### GIVEN TASK
Give the data again, word for word.

* START *

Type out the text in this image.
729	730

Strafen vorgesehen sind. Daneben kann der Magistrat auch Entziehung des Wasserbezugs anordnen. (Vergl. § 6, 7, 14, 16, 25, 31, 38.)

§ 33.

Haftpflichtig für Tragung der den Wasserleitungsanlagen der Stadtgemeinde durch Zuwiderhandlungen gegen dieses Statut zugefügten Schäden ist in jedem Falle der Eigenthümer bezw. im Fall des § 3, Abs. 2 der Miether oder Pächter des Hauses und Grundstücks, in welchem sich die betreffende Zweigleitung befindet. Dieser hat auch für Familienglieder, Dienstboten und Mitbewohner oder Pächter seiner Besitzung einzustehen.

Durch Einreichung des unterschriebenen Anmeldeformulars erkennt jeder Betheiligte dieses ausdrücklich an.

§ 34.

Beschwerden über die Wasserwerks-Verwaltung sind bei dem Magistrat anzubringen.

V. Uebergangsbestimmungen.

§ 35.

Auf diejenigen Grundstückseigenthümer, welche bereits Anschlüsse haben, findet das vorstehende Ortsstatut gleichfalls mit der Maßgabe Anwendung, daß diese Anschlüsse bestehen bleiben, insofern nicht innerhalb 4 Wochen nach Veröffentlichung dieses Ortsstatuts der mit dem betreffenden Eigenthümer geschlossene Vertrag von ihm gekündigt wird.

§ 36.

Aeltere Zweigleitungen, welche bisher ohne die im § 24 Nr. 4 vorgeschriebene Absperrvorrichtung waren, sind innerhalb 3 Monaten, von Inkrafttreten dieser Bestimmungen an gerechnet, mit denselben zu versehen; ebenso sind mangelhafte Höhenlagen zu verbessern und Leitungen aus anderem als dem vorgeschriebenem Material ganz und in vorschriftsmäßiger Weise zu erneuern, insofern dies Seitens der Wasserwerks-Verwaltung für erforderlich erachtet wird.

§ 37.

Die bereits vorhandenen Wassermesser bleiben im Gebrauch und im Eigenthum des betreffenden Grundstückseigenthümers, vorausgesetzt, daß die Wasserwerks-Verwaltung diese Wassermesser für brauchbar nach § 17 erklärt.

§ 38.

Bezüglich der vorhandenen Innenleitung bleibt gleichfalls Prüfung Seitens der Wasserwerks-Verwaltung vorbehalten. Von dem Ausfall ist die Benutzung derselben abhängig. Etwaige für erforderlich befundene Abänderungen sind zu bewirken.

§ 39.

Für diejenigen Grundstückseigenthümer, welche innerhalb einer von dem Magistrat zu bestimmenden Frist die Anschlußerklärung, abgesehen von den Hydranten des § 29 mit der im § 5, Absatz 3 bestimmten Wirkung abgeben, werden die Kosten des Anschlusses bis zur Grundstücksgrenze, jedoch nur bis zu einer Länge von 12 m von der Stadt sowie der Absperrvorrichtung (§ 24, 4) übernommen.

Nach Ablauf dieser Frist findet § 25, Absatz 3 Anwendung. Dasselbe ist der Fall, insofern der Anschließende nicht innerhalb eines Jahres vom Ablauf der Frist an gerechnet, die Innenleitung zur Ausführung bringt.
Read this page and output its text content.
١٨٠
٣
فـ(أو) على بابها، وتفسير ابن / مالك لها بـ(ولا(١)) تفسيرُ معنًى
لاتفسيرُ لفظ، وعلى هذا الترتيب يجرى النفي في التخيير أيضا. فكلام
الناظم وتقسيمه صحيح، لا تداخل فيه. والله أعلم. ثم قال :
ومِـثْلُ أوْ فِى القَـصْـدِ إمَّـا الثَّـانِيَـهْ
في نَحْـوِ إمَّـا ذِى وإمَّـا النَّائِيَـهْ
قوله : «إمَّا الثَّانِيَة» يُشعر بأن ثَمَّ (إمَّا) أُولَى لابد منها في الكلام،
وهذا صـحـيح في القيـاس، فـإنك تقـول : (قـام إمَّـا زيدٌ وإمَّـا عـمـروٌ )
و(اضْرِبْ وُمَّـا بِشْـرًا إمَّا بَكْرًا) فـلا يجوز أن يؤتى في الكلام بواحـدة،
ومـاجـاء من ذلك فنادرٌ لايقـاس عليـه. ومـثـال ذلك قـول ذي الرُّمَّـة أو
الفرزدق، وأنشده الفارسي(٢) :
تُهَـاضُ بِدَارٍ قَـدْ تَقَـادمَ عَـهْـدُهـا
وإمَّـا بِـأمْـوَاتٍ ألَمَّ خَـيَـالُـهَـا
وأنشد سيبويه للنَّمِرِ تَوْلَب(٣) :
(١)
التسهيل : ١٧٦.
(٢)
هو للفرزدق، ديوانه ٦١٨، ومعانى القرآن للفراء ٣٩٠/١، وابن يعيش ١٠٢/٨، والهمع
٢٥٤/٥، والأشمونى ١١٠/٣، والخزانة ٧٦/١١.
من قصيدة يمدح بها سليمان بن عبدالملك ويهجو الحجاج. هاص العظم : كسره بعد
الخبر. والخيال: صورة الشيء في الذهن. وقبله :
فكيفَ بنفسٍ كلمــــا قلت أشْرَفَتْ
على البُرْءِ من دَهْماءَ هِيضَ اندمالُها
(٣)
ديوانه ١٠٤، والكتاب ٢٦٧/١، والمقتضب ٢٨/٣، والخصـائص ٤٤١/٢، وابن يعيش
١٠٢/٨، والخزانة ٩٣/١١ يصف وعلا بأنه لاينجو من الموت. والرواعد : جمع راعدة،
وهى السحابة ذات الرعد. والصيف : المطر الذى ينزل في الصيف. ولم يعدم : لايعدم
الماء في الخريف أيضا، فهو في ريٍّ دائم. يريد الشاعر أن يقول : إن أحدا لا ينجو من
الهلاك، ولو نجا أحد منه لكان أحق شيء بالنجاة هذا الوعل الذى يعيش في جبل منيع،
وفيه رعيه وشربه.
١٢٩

* END *

### CORRECT OUTPUT
Type out the text in this image.
729	730

Strafen vorgesehen sind. Daneben kann der Magistrat auch Entziehung des Wasserbezugs anordnen. (Vergl. § 6, 7, 14, 16, 25, 31, 38.)

§ 33.

Haftpflichtig für Tragung der den Wasserleitungsanlagen der Stadtgemeinde durch Zuwiderhandlungen gegen dieses Statut zugefügten Schäden ist in jedem Falle der Eigenthümer bezw. im Fall des § 3, Abs. 2 der Miether oder Pächter des Hauses und Grundstücks, in welchem sich die betreffende Zweigleitung befindet. Dieser hat auch für Familienglieder, Dienstboten und Mitbewohner oder Pächter seiner Besitzung einzustehen.

Durch Einreichung des unterschriebenen Anmeldeformulars erkennt jeder Betheiligte dieses ausdrücklich an.

§ 34.

Beschwerden über die Wasserwerks-Verwaltung sind bei dem Magistrat anzubringen.

V. Uebergangsbestimmungen.

§ 35.

Auf diejenigen Grundstückseigenthümer, welche bereits Anschlüsse haben, findet das vorstehende Ortsstatut gleichfalls mit der Maßgabe Anwendung, daß diese Anschlüsse bestehen bleiben, insofern nicht innerhalb 4 Wochen nach Veröffentlichung dieses Ortsstatuts der mit dem betreffenden Eigenthümer geschlossene Vertrag von ihm gekündigt wird.

§ 36.

Aeltere Zweigleitungen, welche bisher ohne die im § 24 Nr. 4 vorgeschriebene Absperrvorrichtung waren, sind innerhalb 3 Monaten, von Inkrafttreten dieser Bestimmungen an gerechnet, mit denselben zu versehen; ebenso sind mangelhafte Höhenlagen zu verbessern und Leitungen aus anderem als dem vorgeschriebenem Material ganz und in vorschriftsmäßiger Weise zu erneuern, insofern dies Seitens der Wasserwerks-Verwaltung für erforderlich erachtet wird.

§ 37.

Die bereits vorhandenen Wassermesser bleiben im Gebrauch und im Eigenthum des betreffenden Grundstückseigenthümers, vorausgesetzt, daß die Wasserwerks-Verwaltung diese Wassermesser für brauchbar nach § 17 erklärt.

§ 38.

Bezüglich der vorhandenen Innenleitung bleibt gleichfalls Prüfung Seitens der Wasserwerks-Verwaltung vorbehalten. Von dem Ausfall ist die Benutzung derselben abhängig. Etwaige für erforderlich befundene Abänderungen sind zu bewirken.

§ 39.

Für diejenigen Grundstückseigenthümer, welche innerhalb einer von dem Magistrat zu bestimmenden Frist die Anschlußerklärung, abgesehen von den Hydranten des § 29 mit der im § 5, Absatz 3 bestimmten Wirkung abgeben, werden die Kosten des Anschlusses bis zur Grundstücksgrenze, jedoch nur bis zu einer Länge von 12 m von der Stadt sowie der Absperrvorrichtung (§ 24, 4) übernommen.

Nach Ablauf dieser Frist findet § 25, Absatz 3 Anwendung. Dasselbe ist der Fall, insofern der Anschließende nicht innerhalb eines Jahres vom Ablauf der Frist an gerechnet, die Innenleitung zur Ausführung bringt.
Read this page and output its text content.
١٨٠
٣
فـ(أو) على بابها، وتفسير ابن / مالك لها بـ(ولا(١)) تفسيرُ معنًى
لاتفسيرُ لفظ، وعلى هذا الترتيب يجرى النفي في التخيير أيضا. فكلام
الناظم وتقسيمه صحيح، لا تداخل فيه. والله أعلم. ثم قال :
ومِـثْلُ أوْ فِى القَـصْـدِ إمَّـا الثَّـانِيَـهْ
في نَحْـوِ إمَّـا ذِى وإمَّـا النَّائِيَـهْ
قوله : «إمَّا الثَّانِيَة» يُشعر بأن ثَمَّ (إمَّا) أُولَى لابد منها في الكلام،
وهذا صـحـيح في القيـاس، فـإنك تقـول : (قـام إمَّـا زيدٌ وإمَّـا عـمـروٌ )
و(اضْرِبْ وُمَّـا بِشْـرًا إمَّا بَكْرًا) فـلا يجوز أن يؤتى في الكلام بواحـدة،
ومـاجـاء من ذلك فنادرٌ لايقـاس عليـه. ومـثـال ذلك قـول ذي الرُّمَّـة أو
الفرزدق، وأنشده الفارسي(٢) :
تُهَـاضُ بِدَارٍ قَـدْ تَقَـادمَ عَـهْـدُهـا
وإمَّـا بِـأمْـوَاتٍ ألَمَّ خَـيَـالُـهَـا
وأنشد سيبويه للنَّمِرِ تَوْلَب(٣) :
(١)
التسهيل : ١٧٦.
(٢)
هو للفرزدق، ديوانه ٦١٨، ومعانى القرآن للفراء ٣٩٠/١، وابن يعيش ١٠٢/٨، والهمع
٢٥٤/٥، والأشمونى ١١٠/٣، والخزانة ٧٦/١١.
من قصيدة يمدح بها سليمان بن عبدالملك ويهجو الحجاج. هاص العظم : كسره بعد
الخبر. والخيال: صورة الشيء في الذهن. وقبله :
فكيفَ بنفسٍ كلمــــا قلت أشْرَفَتْ
على البُرْءِ من دَهْماءَ هِيضَ اندمالُها
(٣)
ديوانه ١٠٤، والكتاب ٢٦٧/١، والمقتضب ٢٨/٣، والخصـائص ٤٤١/٢، وابن يعيش
١٠٢/٨، والخزانة ٩٣/١١ يصف وعلا بأنه لاينجو من الموت. والرواعد : جمع راعدة،
وهى السحابة ذات الرعد. والصيف : المطر الذى ينزل في الصيف. ولم يعدم : لايعدم
الماء في الخريف أيضا، فهو في ريٍّ دائم. يريد الشاعر أن يقول : إن أحدا لا ينجو من
الهلاك، ولو نجا أحد منه لكان أحق شيء بالنجاة هذا الوعل الذى يعيش في جبل منيع،
وفيه رعيه وشربه.
١٢٩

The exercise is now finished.